MATERIAL FOR THIS TASK:
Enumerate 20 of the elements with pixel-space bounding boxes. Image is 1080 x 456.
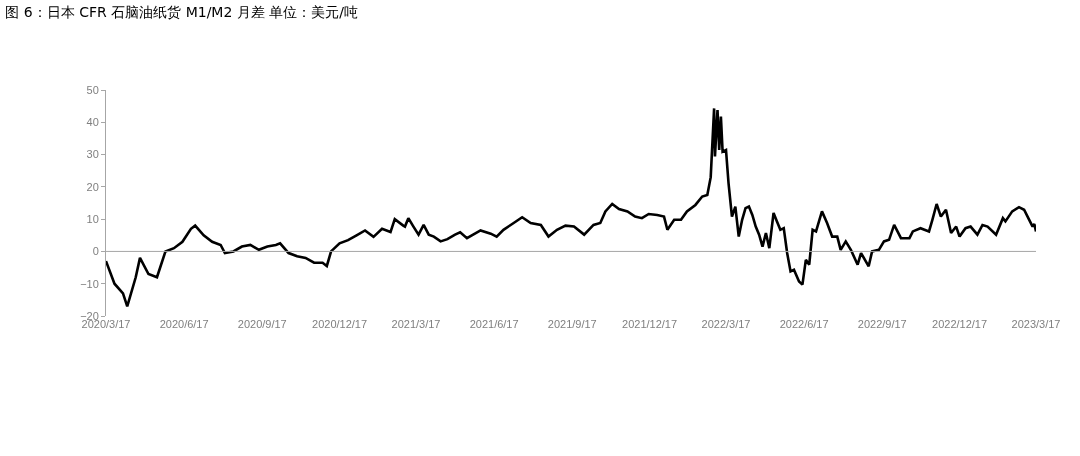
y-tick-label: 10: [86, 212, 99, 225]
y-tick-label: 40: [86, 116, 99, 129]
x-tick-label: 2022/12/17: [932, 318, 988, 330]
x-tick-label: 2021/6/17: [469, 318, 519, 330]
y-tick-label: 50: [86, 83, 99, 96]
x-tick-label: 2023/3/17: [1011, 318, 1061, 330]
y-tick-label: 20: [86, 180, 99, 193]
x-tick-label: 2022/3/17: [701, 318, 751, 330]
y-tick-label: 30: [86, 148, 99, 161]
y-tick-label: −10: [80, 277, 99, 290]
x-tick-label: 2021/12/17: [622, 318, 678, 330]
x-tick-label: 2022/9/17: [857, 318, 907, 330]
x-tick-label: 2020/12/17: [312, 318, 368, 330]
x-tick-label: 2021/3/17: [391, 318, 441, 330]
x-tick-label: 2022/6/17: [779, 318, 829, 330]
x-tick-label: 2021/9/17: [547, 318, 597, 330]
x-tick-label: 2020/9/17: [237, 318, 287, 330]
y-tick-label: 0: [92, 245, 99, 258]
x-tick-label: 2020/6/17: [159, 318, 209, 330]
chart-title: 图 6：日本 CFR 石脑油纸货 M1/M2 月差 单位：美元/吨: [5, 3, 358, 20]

...

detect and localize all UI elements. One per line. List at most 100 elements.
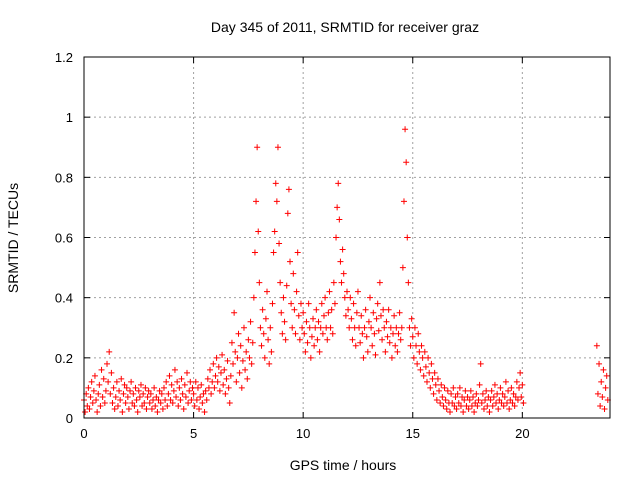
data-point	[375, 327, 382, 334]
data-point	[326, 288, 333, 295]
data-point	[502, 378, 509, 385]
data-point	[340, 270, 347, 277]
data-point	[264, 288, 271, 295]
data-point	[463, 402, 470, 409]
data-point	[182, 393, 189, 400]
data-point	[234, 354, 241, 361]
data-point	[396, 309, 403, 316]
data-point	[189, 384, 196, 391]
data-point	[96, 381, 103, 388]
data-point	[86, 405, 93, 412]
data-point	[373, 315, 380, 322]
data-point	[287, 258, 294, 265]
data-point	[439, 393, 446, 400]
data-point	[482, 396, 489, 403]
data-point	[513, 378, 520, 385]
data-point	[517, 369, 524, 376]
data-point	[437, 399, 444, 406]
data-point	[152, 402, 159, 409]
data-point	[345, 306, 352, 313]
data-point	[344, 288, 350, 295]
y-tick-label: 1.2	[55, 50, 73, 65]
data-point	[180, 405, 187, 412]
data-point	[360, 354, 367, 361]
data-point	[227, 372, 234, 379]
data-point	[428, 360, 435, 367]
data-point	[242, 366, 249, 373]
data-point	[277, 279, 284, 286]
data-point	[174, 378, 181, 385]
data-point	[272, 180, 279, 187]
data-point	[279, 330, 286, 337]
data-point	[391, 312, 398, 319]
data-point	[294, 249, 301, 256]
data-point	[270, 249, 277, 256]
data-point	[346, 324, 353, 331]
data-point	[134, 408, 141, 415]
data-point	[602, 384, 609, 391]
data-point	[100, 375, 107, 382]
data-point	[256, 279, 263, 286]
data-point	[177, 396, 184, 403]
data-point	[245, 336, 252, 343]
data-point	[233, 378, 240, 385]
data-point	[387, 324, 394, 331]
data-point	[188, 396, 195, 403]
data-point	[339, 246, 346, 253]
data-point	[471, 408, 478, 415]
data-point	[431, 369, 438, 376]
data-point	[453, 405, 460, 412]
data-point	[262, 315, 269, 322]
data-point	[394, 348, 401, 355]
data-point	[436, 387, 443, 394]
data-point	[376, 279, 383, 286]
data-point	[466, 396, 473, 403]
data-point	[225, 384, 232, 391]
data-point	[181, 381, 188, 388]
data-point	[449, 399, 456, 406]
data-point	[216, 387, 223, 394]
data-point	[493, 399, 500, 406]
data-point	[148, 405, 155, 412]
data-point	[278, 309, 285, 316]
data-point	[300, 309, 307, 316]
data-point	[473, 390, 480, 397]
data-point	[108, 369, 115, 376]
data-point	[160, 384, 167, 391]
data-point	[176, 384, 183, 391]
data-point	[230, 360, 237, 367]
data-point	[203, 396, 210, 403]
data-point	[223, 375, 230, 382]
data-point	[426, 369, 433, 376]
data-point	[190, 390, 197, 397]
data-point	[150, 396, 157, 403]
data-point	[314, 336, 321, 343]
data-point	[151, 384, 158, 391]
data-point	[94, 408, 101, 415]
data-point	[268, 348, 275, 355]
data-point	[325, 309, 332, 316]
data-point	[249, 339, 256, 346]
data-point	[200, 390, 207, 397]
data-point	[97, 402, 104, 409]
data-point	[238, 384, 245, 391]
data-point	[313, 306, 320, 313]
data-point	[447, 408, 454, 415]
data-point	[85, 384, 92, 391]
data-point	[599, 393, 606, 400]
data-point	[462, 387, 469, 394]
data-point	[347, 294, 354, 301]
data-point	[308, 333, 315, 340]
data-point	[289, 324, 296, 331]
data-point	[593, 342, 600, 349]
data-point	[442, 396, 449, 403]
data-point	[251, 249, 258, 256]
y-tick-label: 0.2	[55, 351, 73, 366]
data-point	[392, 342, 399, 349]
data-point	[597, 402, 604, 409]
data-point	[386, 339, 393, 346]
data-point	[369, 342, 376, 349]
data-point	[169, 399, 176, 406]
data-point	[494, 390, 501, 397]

GOAL: Copy out the records from the line containing "Enumerate 20 of" through the line containing "chart-title: 图 6：日本", and leave the picture out of your answer.

OUTPUT:
Enumerate 20 of the elements with pixel-space bounding boxes. Image is 1080 x 456.
y-tick-label: 10: [86, 212, 99, 225]
y-tick-label: 40: [86, 116, 99, 129]
x-tick-label: 2022/12/17: [932, 318, 988, 330]
x-tick-label: 2021/6/17: [469, 318, 519, 330]
y-tick-label: 50: [86, 83, 99, 96]
x-tick-label: 2023/3/17: [1011, 318, 1061, 330]
y-tick-label: 20: [86, 180, 99, 193]
x-tick-label: 2022/3/17: [701, 318, 751, 330]
y-tick-label: 30: [86, 148, 99, 161]
y-tick-label: −10: [80, 277, 99, 290]
x-tick-label: 2021/12/17: [622, 318, 678, 330]
x-tick-label: 2022/9/17: [857, 318, 907, 330]
x-tick-label: 2020/12/17: [312, 318, 368, 330]
x-tick-label: 2021/3/17: [391, 318, 441, 330]
x-tick-label: 2022/6/17: [779, 318, 829, 330]
x-tick-label: 2021/9/17: [547, 318, 597, 330]
x-tick-label: 2020/9/17: [237, 318, 287, 330]
y-tick-label: 0: [92, 245, 99, 258]
x-tick-label: 2020/6/17: [159, 318, 209, 330]
chart-title: 图 6：日本 CFR 石脑油纸货 M1/M2 月差 单位：美元/吨: [5, 3, 358, 20]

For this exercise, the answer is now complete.